> _EXERCISE OBJECTIVE_
Set the listing down unchanged, minus every embedded image.

Stored data:

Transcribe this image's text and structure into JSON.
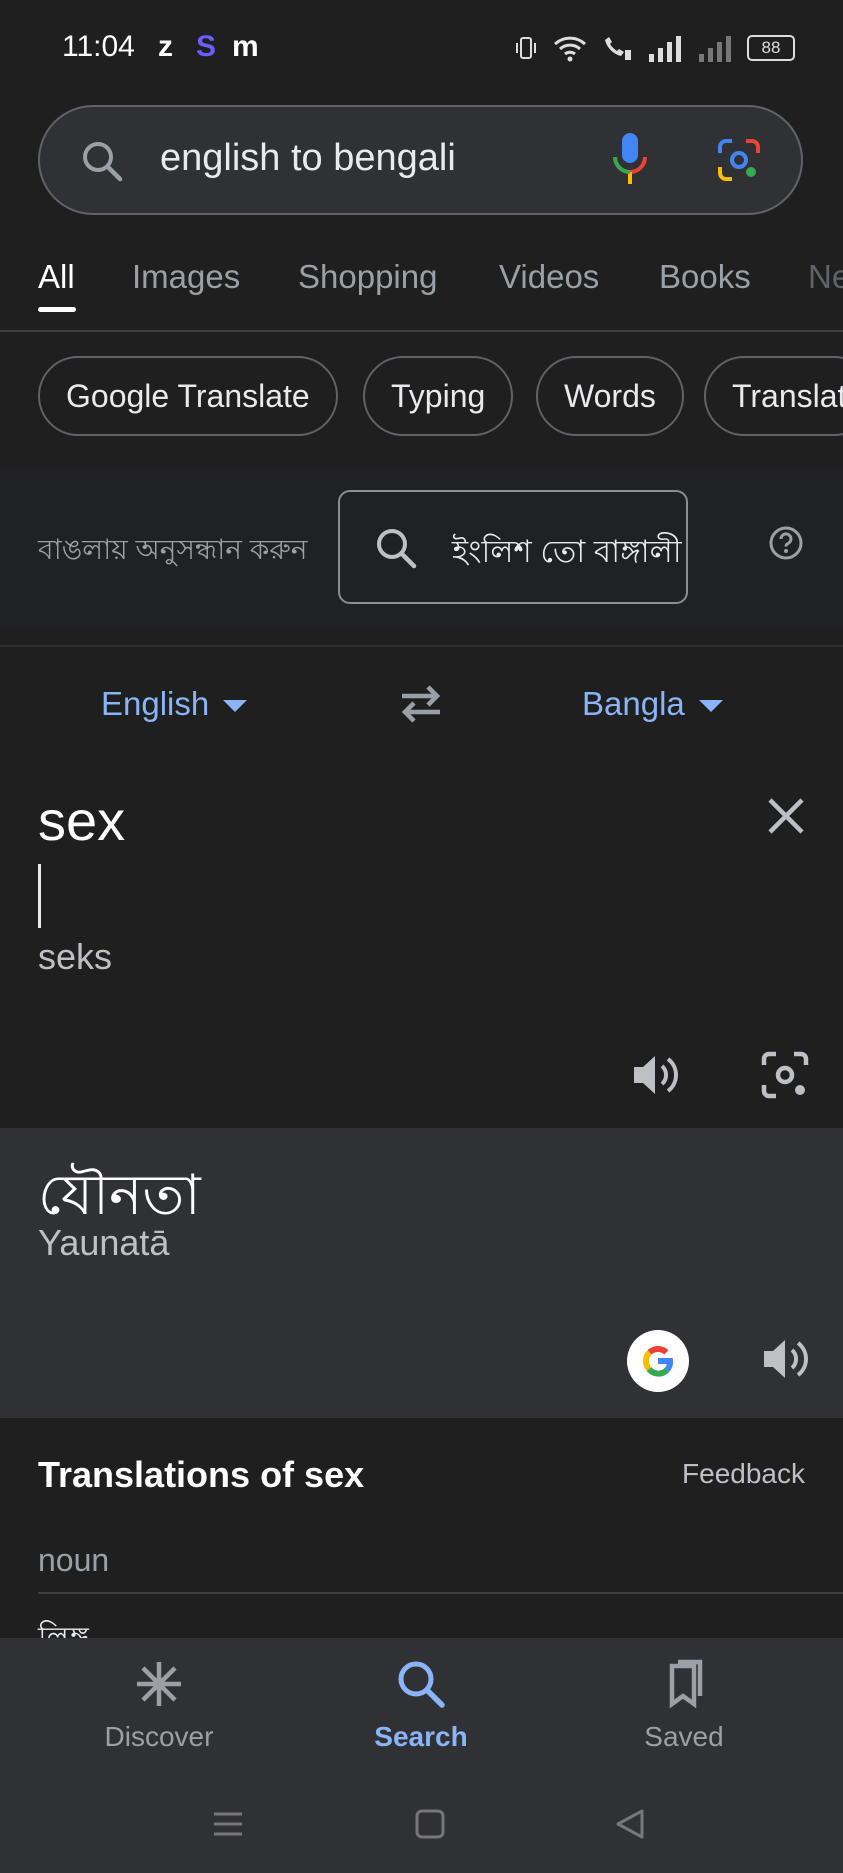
{
  "status_bar": {
    "time": "11:04",
    "apps": [
      "z",
      "S",
      "m"
    ],
    "battery": "88"
  },
  "search": {
    "query": "english to bengali"
  },
  "tabs": [
    {
      "label": "All",
      "active": true
    },
    {
      "label": "Images"
    },
    {
      "label": "Shopping"
    },
    {
      "label": "Videos"
    },
    {
      "label": "Books"
    },
    {
      "label": "Ne"
    }
  ],
  "chips": [
    "Google Translate",
    "Typing",
    "Words",
    "Translat"
  ],
  "bengali_search": {
    "label": "বাঙলায় অনুসন্ধান করুন",
    "query": "ইংলিশ তো বাঙ্গালী"
  },
  "translator": {
    "source_lang": "English",
    "target_lang": "Bangla",
    "source_text": "sex",
    "source_translit": "seks",
    "target_text": "যৌনতা",
    "target_translit": "Yaunatā"
  },
  "translations": {
    "title": "Translations of sex",
    "feedback": "Feedback",
    "part_of_speech": "noun",
    "first_word": "লিঙ্গ"
  },
  "bottom_nav": [
    {
      "label": "Discover"
    },
    {
      "label": "Search",
      "active": true
    },
    {
      "label": "Saved"
    }
  ],
  "colors": {
    "accent": "#8ab4f8",
    "background": "#1f1f1f"
  }
}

> _RESULT OF THE TASK_
Transcribe this image's text and structure into JSON.
{
  "status_bar": {
    "time": "11:04",
    "apps": [
      "z",
      "S",
      "m"
    ],
    "battery": "88"
  },
  "search": {
    "query": "english to bengali"
  },
  "tabs": [
    {
      "label": "All",
      "active": true
    },
    {
      "label": "Images"
    },
    {
      "label": "Shopping"
    },
    {
      "label": "Videos"
    },
    {
      "label": "Books"
    },
    {
      "label": "Ne"
    }
  ],
  "chips": [
    "Google Translate",
    "Typing",
    "Words",
    "Translat"
  ],
  "bengali_search": {
    "label": "বাঙলায় অনুসন্ধান করুন",
    "query": "ইংলিশ তো বাঙ্গালী"
  },
  "translator": {
    "source_lang": "English",
    "target_lang": "Bangla",
    "source_text": "sex",
    "source_translit": "seks",
    "target_text": "যৌনতা",
    "target_translit": "Yaunatā"
  },
  "translations": {
    "title": "Translations of sex",
    "feedback": "Feedback",
    "part_of_speech": "noun",
    "first_word": "লিঙ্গ"
  },
  "bottom_nav": [
    {
      "label": "Discover"
    },
    {
      "label": "Search",
      "active": true
    },
    {
      "label": "Saved"
    }
  ],
  "colors": {
    "accent": "#8ab4f8",
    "background": "#1f1f1f"
  }
}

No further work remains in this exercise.